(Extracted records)

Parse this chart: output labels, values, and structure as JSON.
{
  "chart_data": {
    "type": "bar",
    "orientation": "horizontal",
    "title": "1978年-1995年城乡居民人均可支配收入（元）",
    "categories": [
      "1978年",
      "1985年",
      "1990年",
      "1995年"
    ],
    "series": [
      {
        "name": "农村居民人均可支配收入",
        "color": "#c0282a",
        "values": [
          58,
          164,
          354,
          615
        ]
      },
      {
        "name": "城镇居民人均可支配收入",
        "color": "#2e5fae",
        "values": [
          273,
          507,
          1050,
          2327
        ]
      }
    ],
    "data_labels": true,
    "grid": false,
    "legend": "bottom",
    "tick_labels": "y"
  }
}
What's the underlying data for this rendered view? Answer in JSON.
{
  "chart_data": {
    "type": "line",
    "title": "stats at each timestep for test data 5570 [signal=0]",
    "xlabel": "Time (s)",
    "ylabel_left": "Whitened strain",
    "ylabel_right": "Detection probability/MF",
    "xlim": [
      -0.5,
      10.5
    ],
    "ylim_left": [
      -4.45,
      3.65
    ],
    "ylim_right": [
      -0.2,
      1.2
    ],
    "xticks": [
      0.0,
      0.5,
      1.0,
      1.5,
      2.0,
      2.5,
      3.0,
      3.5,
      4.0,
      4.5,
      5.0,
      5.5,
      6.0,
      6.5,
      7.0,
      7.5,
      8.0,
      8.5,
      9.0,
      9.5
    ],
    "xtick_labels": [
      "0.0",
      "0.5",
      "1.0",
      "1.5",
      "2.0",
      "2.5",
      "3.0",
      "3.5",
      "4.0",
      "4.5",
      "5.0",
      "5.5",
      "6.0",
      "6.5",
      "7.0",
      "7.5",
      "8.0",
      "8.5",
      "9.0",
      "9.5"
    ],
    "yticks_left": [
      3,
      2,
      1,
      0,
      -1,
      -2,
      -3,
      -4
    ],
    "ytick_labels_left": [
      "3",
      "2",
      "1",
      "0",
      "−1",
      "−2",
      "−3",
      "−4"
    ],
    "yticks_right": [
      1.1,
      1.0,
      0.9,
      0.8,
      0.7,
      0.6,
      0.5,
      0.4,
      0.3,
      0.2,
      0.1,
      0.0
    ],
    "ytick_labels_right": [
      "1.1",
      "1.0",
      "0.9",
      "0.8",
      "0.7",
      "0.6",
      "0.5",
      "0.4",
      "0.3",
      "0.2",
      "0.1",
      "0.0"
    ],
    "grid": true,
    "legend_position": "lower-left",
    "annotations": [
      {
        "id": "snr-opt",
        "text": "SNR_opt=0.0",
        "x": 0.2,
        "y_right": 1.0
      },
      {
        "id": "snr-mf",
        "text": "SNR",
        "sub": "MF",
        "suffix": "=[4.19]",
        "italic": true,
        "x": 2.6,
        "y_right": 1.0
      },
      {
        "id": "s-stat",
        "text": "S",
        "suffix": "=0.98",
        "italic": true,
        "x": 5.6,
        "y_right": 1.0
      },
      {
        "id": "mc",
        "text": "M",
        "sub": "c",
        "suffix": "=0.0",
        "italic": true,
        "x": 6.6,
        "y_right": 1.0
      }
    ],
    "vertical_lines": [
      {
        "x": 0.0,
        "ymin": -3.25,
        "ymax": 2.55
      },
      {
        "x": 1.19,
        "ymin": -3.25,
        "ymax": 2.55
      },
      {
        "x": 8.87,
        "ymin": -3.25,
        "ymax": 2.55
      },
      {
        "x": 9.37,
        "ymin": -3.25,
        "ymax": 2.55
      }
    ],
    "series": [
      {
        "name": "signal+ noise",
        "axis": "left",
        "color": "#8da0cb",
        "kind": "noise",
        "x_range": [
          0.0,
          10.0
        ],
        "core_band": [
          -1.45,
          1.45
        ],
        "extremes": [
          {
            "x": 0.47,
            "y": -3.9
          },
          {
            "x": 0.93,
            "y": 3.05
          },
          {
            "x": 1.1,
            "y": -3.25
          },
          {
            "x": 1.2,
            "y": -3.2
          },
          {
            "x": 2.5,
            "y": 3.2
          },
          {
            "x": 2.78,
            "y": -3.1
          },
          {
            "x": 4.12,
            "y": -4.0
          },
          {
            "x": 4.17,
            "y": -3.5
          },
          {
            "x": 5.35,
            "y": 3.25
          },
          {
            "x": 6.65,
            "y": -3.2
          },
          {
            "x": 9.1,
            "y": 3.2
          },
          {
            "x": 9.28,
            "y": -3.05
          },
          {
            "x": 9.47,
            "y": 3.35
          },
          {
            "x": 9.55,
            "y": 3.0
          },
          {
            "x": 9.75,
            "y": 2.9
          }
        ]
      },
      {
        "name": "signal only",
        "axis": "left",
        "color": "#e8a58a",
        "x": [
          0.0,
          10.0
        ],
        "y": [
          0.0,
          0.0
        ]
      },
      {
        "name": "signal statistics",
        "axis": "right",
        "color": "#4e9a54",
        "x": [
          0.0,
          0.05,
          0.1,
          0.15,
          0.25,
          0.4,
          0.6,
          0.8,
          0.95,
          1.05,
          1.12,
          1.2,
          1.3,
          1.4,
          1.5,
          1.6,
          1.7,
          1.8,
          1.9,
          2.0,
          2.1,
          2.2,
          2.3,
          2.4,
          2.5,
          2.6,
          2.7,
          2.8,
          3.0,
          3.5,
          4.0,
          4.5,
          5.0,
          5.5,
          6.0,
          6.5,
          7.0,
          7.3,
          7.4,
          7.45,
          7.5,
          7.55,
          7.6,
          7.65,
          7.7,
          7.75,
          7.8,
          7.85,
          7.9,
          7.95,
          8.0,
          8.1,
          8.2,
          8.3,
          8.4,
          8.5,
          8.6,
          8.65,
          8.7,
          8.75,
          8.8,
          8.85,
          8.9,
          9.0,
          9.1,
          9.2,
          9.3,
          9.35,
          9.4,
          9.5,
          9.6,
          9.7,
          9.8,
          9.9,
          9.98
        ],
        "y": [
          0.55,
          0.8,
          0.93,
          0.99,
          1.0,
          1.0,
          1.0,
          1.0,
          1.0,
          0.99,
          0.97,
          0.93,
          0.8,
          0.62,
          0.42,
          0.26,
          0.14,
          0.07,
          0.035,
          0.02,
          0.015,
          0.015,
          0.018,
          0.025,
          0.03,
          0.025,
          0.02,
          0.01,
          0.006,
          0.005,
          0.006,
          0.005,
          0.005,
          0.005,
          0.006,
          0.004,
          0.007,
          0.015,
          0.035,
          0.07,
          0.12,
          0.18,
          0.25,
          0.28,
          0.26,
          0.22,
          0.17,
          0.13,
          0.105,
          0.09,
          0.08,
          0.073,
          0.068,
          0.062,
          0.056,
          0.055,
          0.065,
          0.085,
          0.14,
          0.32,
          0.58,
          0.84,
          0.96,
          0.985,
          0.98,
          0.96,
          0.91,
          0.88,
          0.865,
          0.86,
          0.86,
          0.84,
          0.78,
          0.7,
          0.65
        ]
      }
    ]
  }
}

__What is being asked__: Write the entries again, exactly as they stand.

__Complete output__:
Parse this chart: output labels, values, and structure as JSON.
{
  "chart_data": {
    "type": "bar",
    "orientation": "horizontal",
    "title": "1978年-1995年城乡居民人均可支配收入（元）",
    "categories": [
      "1978年",
      "1985年",
      "1990年",
      "1995年"
    ],
    "series": [
      {
        "name": "农村居民人均可支配收入",
        "color": "#c0282a",
        "values": [
          58,
          164,
          354,
          615
        ]
      },
      {
        "name": "城镇居民人均可支配收入",
        "color": "#2e5fae",
        "values": [
          273,
          507,
          1050,
          2327
        ]
      }
    ],
    "data_labels": true,
    "grid": false,
    "legend": "bottom",
    "tick_labels": "y"
  }
}
What's the underlying data for this rendered view? Answer in JSON.
{
  "chart_data": {
    "type": "line",
    "title": "stats at each timestep for test data 5570 [signal=0]",
    "xlabel": "Time (s)",
    "ylabel_left": "Whitened strain",
    "ylabel_right": "Detection probability/MF",
    "xlim": [
      -0.5,
      10.5
    ],
    "ylim_left": [
      -4.45,
      3.65
    ],
    "ylim_right": [
      -0.2,
      1.2
    ],
    "xticks": [
      0.0,
      0.5,
      1.0,
      1.5,
      2.0,
      2.5,
      3.0,
      3.5,
      4.0,
      4.5,
      5.0,
      5.5,
      6.0,
      6.5,
      7.0,
      7.5,
      8.0,
      8.5,
      9.0,
      9.5
    ],
    "xtick_labels": [
      "0.0",
      "0.5",
      "1.0",
      "1.5",
      "2.0",
      "2.5",
      "3.0",
      "3.5",
      "4.0",
      "4.5",
      "5.0",
      "5.5",
      "6.0",
      "6.5",
      "7.0",
      "7.5",
      "8.0",
      "8.5",
      "9.0",
      "9.5"
    ],
    "yticks_left": [
      3,
      2,
      1,
      0,
      -1,
      -2,
      -3,
      -4
    ],
    "ytick_labels_left": [
      "3",
      "2",
      "1",
      "0",
      "−1",
      "−2",
      "−3",
      "−4"
    ],
    "yticks_right": [
      1.1,
      1.0,
      0.9,
      0.8,
      0.7,
      0.6,
      0.5,
      0.4,
      0.3,
      0.2,
      0.1,
      0.0
    ],
    "ytick_labels_right": [
      "1.1",
      "1.0",
      "0.9",
      "0.8",
      "0.7",
      "0.6",
      "0.5",
      "0.4",
      "0.3",
      "0.2",
      "0.1",
      "0.0"
    ],
    "grid": true,
    "legend_position": "lower-left",
    "annotations": [
      {
        "id": "snr-opt",
        "text": "SNR_opt=0.0",
        "x": 0.2,
        "y_right": 1.0
      },
      {
        "id": "snr-mf",
        "text": "SNR",
        "sub": "MF",
        "suffix": "=[4.19]",
        "italic": true,
        "x": 2.6,
        "y_right": 1.0
      },
      {
        "id": "s-stat",
        "text": "S",
        "suffix": "=0.98",
        "italic": true,
        "x": 5.6,
        "y_right": 1.0
      },
      {
        "id": "mc",
        "text": "M",
        "sub": "c",
        "suffix": "=0.0",
        "italic": true,
        "x": 6.6,
        "y_right": 1.0
      }
    ],
    "vertical_lines": [
      {
        "x": 0.0,
        "ymin": -3.25,
        "ymax": 2.55
      },
      {
        "x": 1.19,
        "ymin": -3.25,
        "ymax": 2.55
      },
      {
        "x": 8.87,
        "ymin": -3.25,
        "ymax": 2.55
      },
      {
        "x": 9.37,
        "ymin": -3.25,
        "ymax": 2.55
      }
    ],
    "series": [
      {
        "name": "signal+ noise",
        "axis": "left",
        "color": "#8da0cb",
        "kind": "noise",
        "x_range": [
          0.0,
          10.0
        ],
        "core_band": [
          -1.45,
          1.45
        ],
        "extremes": [
          {
            "x": 0.47,
            "y": -3.9
          },
          {
            "x": 0.93,
            "y": 3.05
          },
          {
            "x": 1.1,
            "y": -3.25
          },
          {
            "x": 1.2,
            "y": -3.2
          },
          {
            "x": 2.5,
            "y": 3.2
          },
          {
            "x": 2.78,
            "y": -3.1
          },
          {
            "x": 4.12,
            "y": -4.0
          },
          {
            "x": 4.17,
            "y": -3.5
          },
          {
            "x": 5.35,
            "y": 3.25
          },
          {
            "x": 6.65,
            "y": -3.2
          },
          {
            "x": 9.1,
            "y": 3.2
          },
          {
            "x": 9.28,
            "y": -3.05
          },
          {
            "x": 9.47,
            "y": 3.35
          },
          {
            "x": 9.55,
            "y": 3.0
          },
          {
            "x": 9.75,
            "y": 2.9
          }
        ]
      },
      {
        "name": "signal only",
        "axis": "left",
        "color": "#e8a58a",
        "x": [
          0.0,
          10.0
        ],
        "y": [
          0.0,
          0.0
        ]
      },
      {
        "name": "signal statistics",
        "axis": "right",
        "color": "#4e9a54",
        "x": [
          0.0,
          0.05,
          0.1,
          0.15,
          0.25,
          0.4,
          0.6,
          0.8,
          0.95,
          1.05,
          1.12,
          1.2,
          1.3,
          1.4,
          1.5,
          1.6,
          1.7,
          1.8,
          1.9,
          2.0,
          2.1,
          2.2,
          2.3,
          2.4,
          2.5,
          2.6,
          2.7,
          2.8,
          3.0,
          3.5,
          4.0,
          4.5,
          5.0,
          5.5,
          6.0,
          6.5,
          7.0,
          7.3,
          7.4,
          7.45,
          7.5,
          7.55,
          7.6,
          7.65,
          7.7,
          7.75,
          7.8,
          7.85,
          7.9,
          7.95,
          8.0,
          8.1,
          8.2,
          8.3,
          8.4,
          8.5,
          8.6,
          8.65,
          8.7,
          8.75,
          8.8,
          8.85,
          8.9,
          9.0,
          9.1,
          9.2,
          9.3,
          9.35,
          9.4,
          9.5,
          9.6,
          9.7,
          9.8,
          9.9,
          9.98
        ],
        "y": [
          0.55,
          0.8,
          0.93,
          0.99,
          1.0,
          1.0,
          1.0,
          1.0,
          1.0,
          0.99,
          0.97,
          0.93,
          0.8,
          0.62,
          0.42,
          0.26,
          0.14,
          0.07,
          0.035,
          0.02,
          0.015,
          0.015,
          0.018,
          0.025,
          0.03,
          0.025,
          0.02,
          0.01,
          0.006,
          0.005,
          0.006,
          0.005,
          0.005,
          0.005,
          0.006,
          0.004,
          0.007,
          0.015,
          0.035,
          0.07,
          0.12,
          0.18,
          0.25,
          0.28,
          0.26,
          0.22,
          0.17,
          0.13,
          0.105,
          0.09,
          0.08,
          0.073,
          0.068,
          0.062,
          0.056,
          0.055,
          0.065,
          0.085,
          0.14,
          0.32,
          0.58,
          0.84,
          0.96,
          0.985,
          0.98,
          0.96,
          0.91,
          0.88,
          0.865,
          0.86,
          0.86,
          0.84,
          0.78,
          0.7,
          0.65
        ]
      }
    ]
  }
}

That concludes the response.